EXERCISE REQUIREMENTS => Every line of the data below is to be written out again exactly.

Document content entries
╭──
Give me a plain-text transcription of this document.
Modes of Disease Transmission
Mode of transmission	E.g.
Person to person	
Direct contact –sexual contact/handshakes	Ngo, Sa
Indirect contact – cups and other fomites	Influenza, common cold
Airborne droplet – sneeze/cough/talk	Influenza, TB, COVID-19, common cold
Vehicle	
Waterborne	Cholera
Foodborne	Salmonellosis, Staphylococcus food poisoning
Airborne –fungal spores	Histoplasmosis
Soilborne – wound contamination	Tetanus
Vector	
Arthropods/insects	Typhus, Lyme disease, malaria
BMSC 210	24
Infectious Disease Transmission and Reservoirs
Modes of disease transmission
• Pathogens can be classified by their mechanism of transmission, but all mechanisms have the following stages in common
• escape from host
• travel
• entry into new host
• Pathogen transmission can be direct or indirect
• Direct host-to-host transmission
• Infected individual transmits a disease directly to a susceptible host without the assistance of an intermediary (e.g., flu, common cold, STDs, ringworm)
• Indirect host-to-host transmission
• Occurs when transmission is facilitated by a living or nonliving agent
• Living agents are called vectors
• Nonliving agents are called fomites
╰──
EXERCISE ANSWER =>
Give me a plain-text transcription of this document.
Modes of Disease Transmission
Mode of transmission	E.g.
Person to person	
Direct contact –sexual contact/handshakes	Ngo, Sa
Indirect contact – cups and other fomites	Influenza, common cold
Airborne droplet – sneeze/cough/talk	Influenza, TB, COVID-19, common cold
Vehicle	
Waterborne	Cholera
Foodborne	Salmonellosis, Staphylococcus food poisoning
Airborne –fungal spores	Histoplasmosis
Soilborne – wound contamination	Tetanus
Vector	
Arthropods/insects	Typhus, Lyme disease, malaria
BMSC 210	24
Infectious Disease Transmission and Reservoirs
Modes of disease transmission
• Pathogens can be classified by their mechanism of transmission, but all mechanisms have the following stages in common
• escape from host
• travel
• entry into new host
• Pathogen transmission can be direct or indirect
• Direct host-to-host transmission
• Infected individual transmits a disease directly to a susceptible host without the assistance of an intermediary (e.g., flu, common cold, STDs, ringworm)
• Indirect host-to-host transmission
• Occurs when transmission is facilitated by a living or nonliving agent
• Living agents are called vectors
• Nonliving agents are called fomites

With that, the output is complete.